[EXERCISE BRIEF]
Copy all the material below, exactly as it stands.

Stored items
::::
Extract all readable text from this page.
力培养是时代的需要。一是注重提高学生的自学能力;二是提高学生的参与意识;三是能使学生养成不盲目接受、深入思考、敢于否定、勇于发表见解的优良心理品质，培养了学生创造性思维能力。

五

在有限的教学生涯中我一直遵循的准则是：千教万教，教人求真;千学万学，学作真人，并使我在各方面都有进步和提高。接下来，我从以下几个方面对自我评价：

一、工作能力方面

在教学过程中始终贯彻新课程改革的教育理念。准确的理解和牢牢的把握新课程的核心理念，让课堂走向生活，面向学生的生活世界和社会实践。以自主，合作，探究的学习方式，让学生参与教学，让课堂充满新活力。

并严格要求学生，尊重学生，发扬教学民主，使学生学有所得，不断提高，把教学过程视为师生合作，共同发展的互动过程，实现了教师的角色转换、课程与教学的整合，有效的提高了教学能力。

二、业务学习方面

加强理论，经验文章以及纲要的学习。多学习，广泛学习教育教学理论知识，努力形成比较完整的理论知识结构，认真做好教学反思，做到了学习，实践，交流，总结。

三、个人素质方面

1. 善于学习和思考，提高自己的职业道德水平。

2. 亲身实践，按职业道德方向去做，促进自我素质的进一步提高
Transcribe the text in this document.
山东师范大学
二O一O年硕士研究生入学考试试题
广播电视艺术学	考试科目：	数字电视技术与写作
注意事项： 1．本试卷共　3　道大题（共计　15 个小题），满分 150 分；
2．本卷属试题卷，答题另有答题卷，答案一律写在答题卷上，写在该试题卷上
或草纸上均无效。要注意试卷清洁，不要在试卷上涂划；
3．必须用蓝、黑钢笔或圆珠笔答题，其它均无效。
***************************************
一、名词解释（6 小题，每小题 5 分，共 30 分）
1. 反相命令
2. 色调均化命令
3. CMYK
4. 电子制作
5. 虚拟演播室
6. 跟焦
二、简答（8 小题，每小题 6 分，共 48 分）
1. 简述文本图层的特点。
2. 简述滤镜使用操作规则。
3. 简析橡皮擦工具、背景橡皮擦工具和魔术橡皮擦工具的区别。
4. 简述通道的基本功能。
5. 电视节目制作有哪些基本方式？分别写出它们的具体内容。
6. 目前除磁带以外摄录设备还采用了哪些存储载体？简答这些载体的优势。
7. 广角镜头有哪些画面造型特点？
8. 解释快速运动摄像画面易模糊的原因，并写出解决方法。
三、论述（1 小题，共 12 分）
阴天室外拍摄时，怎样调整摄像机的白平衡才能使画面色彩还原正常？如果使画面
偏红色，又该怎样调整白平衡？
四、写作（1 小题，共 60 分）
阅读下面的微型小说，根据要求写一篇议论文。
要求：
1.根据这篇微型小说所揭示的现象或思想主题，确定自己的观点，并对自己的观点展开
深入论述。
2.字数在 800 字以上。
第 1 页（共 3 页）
::::
[SOLVED EXERCISE]
Extract all readable text from this page.
力培养是时代的需要。一是注重提高学生的自学能力;二是提高学生的参与意识;三是能使学生养成不盲目接受、深入思考、敢于否定、勇于发表见解的优良心理品质，培养了学生创造性思维能力。

五

在有限的教学生涯中我一直遵循的准则是：千教万教，教人求真;千学万学，学作真人，并使我在各方面都有进步和提高。接下来，我从以下几个方面对自我评价：

一、工作能力方面

在教学过程中始终贯彻新课程改革的教育理念。准确的理解和牢牢的把握新课程的核心理念，让课堂走向生活，面向学生的生活世界和社会实践。以自主，合作，探究的学习方式，让学生参与教学，让课堂充满新活力。

并严格要求学生，尊重学生，发扬教学民主，使学生学有所得，不断提高，把教学过程视为师生合作，共同发展的互动过程，实现了教师的角色转换、课程与教学的整合，有效的提高了教学能力。

二、业务学习方面

加强理论，经验文章以及纲要的学习。多学习，广泛学习教育教学理论知识，努力形成比较完整的理论知识结构，认真做好教学反思，做到了学习，实践，交流，总结。

三、个人素质方面

1. 善于学习和思考，提高自己的职业道德水平。

2. 亲身实践，按职业道德方向去做，促进自我素质的进一步提高
Transcribe the text in this document.
山东师范大学
二O一O年硕士研究生入学考试试题
广播电视艺术学	考试科目：	数字电视技术与写作
注意事项： 1．本试卷共　3　道大题（共计　15 个小题），满分 150 分；
2．本卷属试题卷，答题另有答题卷，答案一律写在答题卷上，写在该试题卷上
或草纸上均无效。要注意试卷清洁，不要在试卷上涂划；
3．必须用蓝、黑钢笔或圆珠笔答题，其它均无效。
***************************************
一、名词解释（6 小题，每小题 5 分，共 30 分）
1. 反相命令
2. 色调均化命令
3. CMYK
4. 电子制作
5. 虚拟演播室
6. 跟焦
二、简答（8 小题，每小题 6 分，共 48 分）
1. 简述文本图层的特点。
2. 简述滤镜使用操作规则。
3. 简析橡皮擦工具、背景橡皮擦工具和魔术橡皮擦工具的区别。
4. 简述通道的基本功能。
5. 电视节目制作有哪些基本方式？分别写出它们的具体内容。
6. 目前除磁带以外摄录设备还采用了哪些存储载体？简答这些载体的优势。
7. 广角镜头有哪些画面造型特点？
8. 解释快速运动摄像画面易模糊的原因，并写出解决方法。
三、论述（1 小题，共 12 分）
阴天室外拍摄时，怎样调整摄像机的白平衡才能使画面色彩还原正常？如果使画面
偏红色，又该怎样调整白平衡？
四、写作（1 小题，共 60 分）
阅读下面的微型小说，根据要求写一篇议论文。
要求：
1.根据这篇微型小说所揭示的现象或思想主题，确定自己的观点，并对自己的观点展开
深入论述。
2.字数在 800 字以上。
第 1 页（共 3 页）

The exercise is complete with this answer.